— BEGIN —
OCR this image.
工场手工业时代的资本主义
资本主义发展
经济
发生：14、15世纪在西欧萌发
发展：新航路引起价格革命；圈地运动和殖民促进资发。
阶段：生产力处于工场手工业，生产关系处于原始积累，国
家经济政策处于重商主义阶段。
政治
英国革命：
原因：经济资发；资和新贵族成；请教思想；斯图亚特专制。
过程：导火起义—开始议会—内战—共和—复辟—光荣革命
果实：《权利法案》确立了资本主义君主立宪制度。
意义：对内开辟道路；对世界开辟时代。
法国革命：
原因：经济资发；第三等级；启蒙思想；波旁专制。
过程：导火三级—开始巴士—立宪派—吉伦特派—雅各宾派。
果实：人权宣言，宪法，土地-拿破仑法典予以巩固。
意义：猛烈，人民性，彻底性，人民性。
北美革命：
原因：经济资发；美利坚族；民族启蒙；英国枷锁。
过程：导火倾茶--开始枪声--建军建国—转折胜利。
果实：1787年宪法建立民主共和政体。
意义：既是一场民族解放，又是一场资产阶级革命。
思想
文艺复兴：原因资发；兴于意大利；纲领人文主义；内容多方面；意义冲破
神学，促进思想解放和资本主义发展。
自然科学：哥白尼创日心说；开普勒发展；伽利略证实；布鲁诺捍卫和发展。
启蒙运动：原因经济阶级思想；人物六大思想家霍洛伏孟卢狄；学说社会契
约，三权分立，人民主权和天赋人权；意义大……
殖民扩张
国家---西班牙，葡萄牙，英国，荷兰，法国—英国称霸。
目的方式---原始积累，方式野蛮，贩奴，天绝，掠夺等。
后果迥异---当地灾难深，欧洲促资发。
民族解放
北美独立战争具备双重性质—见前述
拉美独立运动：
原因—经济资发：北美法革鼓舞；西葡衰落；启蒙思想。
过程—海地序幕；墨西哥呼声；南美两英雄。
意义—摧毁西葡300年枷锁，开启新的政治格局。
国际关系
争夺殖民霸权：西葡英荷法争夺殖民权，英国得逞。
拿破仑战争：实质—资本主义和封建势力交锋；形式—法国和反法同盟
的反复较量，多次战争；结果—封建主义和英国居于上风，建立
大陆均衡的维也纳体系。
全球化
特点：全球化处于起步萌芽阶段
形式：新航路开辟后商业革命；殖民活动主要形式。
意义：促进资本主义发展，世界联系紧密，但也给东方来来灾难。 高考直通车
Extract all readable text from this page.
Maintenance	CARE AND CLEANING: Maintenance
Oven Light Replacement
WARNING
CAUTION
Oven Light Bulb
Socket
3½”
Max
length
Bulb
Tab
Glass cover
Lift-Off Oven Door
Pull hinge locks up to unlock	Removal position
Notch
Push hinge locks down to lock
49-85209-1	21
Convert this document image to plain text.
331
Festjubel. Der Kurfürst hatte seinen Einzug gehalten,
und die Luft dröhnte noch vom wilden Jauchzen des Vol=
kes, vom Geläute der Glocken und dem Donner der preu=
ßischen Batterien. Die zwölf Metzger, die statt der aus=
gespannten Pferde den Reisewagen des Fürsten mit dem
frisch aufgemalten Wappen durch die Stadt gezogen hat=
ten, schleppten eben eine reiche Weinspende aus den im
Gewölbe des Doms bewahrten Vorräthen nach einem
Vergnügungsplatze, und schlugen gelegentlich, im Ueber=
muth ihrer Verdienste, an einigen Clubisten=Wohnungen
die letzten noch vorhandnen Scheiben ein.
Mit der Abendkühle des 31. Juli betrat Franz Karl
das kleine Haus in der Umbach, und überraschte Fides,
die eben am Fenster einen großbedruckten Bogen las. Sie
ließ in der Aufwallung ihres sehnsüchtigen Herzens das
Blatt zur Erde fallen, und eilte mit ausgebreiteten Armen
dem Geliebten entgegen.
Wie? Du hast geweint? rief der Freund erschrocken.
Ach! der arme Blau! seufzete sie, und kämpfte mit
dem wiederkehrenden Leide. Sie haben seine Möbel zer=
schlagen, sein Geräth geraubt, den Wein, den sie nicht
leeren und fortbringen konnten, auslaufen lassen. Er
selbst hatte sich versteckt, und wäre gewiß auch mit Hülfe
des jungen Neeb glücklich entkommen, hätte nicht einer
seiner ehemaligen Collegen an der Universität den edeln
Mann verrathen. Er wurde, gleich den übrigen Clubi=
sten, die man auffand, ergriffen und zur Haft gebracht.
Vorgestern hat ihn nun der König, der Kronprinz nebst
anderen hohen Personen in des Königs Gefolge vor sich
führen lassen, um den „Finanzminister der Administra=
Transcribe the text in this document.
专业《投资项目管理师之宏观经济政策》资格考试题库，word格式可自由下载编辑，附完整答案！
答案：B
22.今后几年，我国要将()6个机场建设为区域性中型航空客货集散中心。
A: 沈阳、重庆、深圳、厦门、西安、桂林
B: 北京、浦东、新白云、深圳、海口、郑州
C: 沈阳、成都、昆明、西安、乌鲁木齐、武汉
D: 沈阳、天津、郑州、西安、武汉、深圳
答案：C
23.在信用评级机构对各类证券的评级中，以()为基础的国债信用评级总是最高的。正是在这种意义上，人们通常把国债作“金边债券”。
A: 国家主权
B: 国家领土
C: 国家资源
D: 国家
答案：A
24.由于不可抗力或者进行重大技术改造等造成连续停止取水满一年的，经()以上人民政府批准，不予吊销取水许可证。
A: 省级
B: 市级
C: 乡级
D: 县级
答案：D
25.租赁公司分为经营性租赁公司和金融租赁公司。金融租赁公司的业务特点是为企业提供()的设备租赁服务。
— END —
_WORK TO DO_
Return each line with "nicht".

_EXERCISE SOLUTION_
schlagen, sein Geräth geraubt, den Wein, den sie nicht
des jungen Neeb glücklich entkommen, hätte nicht einer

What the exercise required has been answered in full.